[Records for the exercise start]
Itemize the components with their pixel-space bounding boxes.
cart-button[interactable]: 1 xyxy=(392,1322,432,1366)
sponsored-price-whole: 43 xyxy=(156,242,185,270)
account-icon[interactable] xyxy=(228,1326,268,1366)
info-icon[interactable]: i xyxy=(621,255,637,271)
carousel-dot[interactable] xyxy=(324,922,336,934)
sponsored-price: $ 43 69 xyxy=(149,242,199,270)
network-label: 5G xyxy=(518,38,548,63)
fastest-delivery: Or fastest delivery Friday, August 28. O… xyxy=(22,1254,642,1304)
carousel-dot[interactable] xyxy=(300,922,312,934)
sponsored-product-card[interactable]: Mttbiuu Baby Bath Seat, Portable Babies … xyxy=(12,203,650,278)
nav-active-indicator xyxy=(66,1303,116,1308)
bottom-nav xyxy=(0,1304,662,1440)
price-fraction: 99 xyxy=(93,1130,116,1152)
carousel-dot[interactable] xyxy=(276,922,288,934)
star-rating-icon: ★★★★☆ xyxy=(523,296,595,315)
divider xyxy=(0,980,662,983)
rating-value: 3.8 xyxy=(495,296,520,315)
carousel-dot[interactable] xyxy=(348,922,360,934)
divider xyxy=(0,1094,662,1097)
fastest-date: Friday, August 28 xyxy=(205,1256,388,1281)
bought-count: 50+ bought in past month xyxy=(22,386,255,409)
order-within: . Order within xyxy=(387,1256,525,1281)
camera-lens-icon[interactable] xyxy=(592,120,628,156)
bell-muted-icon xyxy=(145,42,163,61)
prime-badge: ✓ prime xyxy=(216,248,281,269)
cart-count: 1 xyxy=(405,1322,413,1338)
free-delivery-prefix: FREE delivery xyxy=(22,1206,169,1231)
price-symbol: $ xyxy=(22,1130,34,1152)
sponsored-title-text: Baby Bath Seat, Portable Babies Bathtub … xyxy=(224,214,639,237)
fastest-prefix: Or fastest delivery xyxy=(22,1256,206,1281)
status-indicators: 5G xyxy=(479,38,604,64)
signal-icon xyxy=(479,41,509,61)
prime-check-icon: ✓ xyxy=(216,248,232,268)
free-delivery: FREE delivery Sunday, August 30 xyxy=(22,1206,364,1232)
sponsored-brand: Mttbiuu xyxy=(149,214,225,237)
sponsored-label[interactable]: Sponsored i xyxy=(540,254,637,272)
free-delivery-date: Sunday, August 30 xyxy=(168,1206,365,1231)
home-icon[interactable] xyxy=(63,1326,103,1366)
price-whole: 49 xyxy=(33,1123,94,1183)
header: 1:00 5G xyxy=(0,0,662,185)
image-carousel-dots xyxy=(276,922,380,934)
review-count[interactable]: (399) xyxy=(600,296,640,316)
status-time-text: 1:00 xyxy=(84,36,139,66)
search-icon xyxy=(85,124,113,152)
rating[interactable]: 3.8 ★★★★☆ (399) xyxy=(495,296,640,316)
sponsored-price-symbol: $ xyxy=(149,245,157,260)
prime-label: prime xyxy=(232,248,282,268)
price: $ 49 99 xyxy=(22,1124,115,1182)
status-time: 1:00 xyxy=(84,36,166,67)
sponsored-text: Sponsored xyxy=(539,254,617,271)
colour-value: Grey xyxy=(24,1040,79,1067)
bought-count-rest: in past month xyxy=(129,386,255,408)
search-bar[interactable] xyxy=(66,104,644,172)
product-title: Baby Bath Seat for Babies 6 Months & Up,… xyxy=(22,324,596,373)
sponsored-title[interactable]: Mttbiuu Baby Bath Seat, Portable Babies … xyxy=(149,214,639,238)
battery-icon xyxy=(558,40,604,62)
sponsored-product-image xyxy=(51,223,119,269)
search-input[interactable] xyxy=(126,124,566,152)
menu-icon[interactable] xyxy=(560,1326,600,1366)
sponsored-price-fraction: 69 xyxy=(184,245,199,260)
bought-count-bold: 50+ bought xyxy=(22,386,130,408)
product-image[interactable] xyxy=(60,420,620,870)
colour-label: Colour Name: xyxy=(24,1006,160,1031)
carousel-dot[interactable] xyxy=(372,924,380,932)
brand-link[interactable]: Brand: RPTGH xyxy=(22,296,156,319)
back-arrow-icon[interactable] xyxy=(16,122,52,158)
[Records for the exercise end]
#### What is required:
Copy the data above line for line, with nothing changed.

#### Task answer:
Itemize the components with their pixel-space bounding boxes.
cart-button[interactable]: 1 xyxy=(392,1322,432,1366)
sponsored-price-whole: 43 xyxy=(156,242,185,270)
account-icon[interactable] xyxy=(228,1326,268,1366)
info-icon[interactable]: i xyxy=(621,255,637,271)
carousel-dot[interactable] xyxy=(324,922,336,934)
sponsored-price: $ 43 69 xyxy=(149,242,199,270)
network-label: 5G xyxy=(518,38,548,63)
fastest-delivery: Or fastest delivery Friday, August 28. O… xyxy=(22,1254,642,1304)
carousel-dot[interactable] xyxy=(300,922,312,934)
sponsored-product-card[interactable]: Mttbiuu Baby Bath Seat, Portable Babies … xyxy=(12,203,650,278)
nav-active-indicator xyxy=(66,1303,116,1308)
bottom-nav xyxy=(0,1304,662,1440)
price-fraction: 99 xyxy=(93,1130,116,1152)
carousel-dot[interactable] xyxy=(276,922,288,934)
star-rating-icon: ★★★★☆ xyxy=(523,296,595,315)
divider xyxy=(0,980,662,983)
rating-value: 3.8 xyxy=(495,296,520,315)
carousel-dot[interactable] xyxy=(348,922,360,934)
divider xyxy=(0,1094,662,1097)
fastest-date: Friday, August 28 xyxy=(205,1256,388,1281)
bought-count: 50+ bought in past month xyxy=(22,386,255,409)
order-within: . Order within xyxy=(387,1256,525,1281)
camera-lens-icon[interactable] xyxy=(592,120,628,156)
bell-muted-icon xyxy=(145,42,163,61)
prime-badge: ✓ prime xyxy=(216,248,281,269)
cart-count: 1 xyxy=(405,1322,413,1338)
free-delivery-prefix: FREE delivery xyxy=(22,1206,169,1231)
price-symbol: $ xyxy=(22,1130,34,1152)
sponsored-title-text: Baby Bath Seat, Portable Babies Bathtub … xyxy=(224,214,639,237)
fastest-prefix: Or fastest delivery xyxy=(22,1256,206,1281)
status-indicators: 5G xyxy=(479,38,604,64)
signal-icon xyxy=(479,41,509,61)
prime-check-icon: ✓ xyxy=(216,248,232,268)
free-delivery: FREE delivery Sunday, August 30 xyxy=(22,1206,364,1232)
sponsored-brand: Mttbiuu xyxy=(149,214,225,237)
sponsored-label[interactable]: Sponsored i xyxy=(540,254,637,272)
free-delivery-date: Sunday, August 30 xyxy=(168,1206,365,1231)
home-icon[interactable] xyxy=(63,1326,103,1366)
price-whole: 49 xyxy=(33,1123,94,1183)
header: 1:00 5G xyxy=(0,0,662,185)
image-carousel-dots xyxy=(276,922,380,934)
review-count[interactable]: (399) xyxy=(600,296,640,316)
status-time-text: 1:00 xyxy=(84,36,139,66)
search-icon xyxy=(85,124,113,152)
rating[interactable]: 3.8 ★★★★☆ (399) xyxy=(495,296,640,316)
sponsored-price-symbol: $ xyxy=(149,245,157,260)
prime-label: prime xyxy=(232,248,282,268)
price: $ 49 99 xyxy=(22,1124,115,1182)
status-time: 1:00 xyxy=(84,36,166,67)
sponsored-text: Sponsored xyxy=(539,254,617,271)
colour-value: Grey xyxy=(24,1040,79,1067)
bought-count-rest: in past month xyxy=(129,386,255,408)
search-bar[interactable] xyxy=(66,104,644,172)
product-title: Baby Bath Seat for Babies 6 Months & Up,… xyxy=(22,324,596,373)
sponsored-title[interactable]: Mttbiuu Baby Bath Seat, Portable Babies … xyxy=(149,214,639,238)
battery-icon xyxy=(558,40,604,62)
sponsored-product-image xyxy=(51,223,119,269)
search-input[interactable] xyxy=(126,124,566,152)
menu-icon[interactable] xyxy=(560,1326,600,1366)
sponsored-price-fraction: 69 xyxy=(184,245,199,260)
bought-count-bold: 50+ bought xyxy=(22,386,130,408)
product-image[interactable] xyxy=(60,420,620,870)
colour-label: Colour Name: xyxy=(24,1006,160,1031)
carousel-dot[interactable] xyxy=(372,924,380,932)
brand-link[interactable]: Brand: RPTGH xyxy=(22,296,156,319)
back-arrow-icon[interactable] xyxy=(16,122,52,158)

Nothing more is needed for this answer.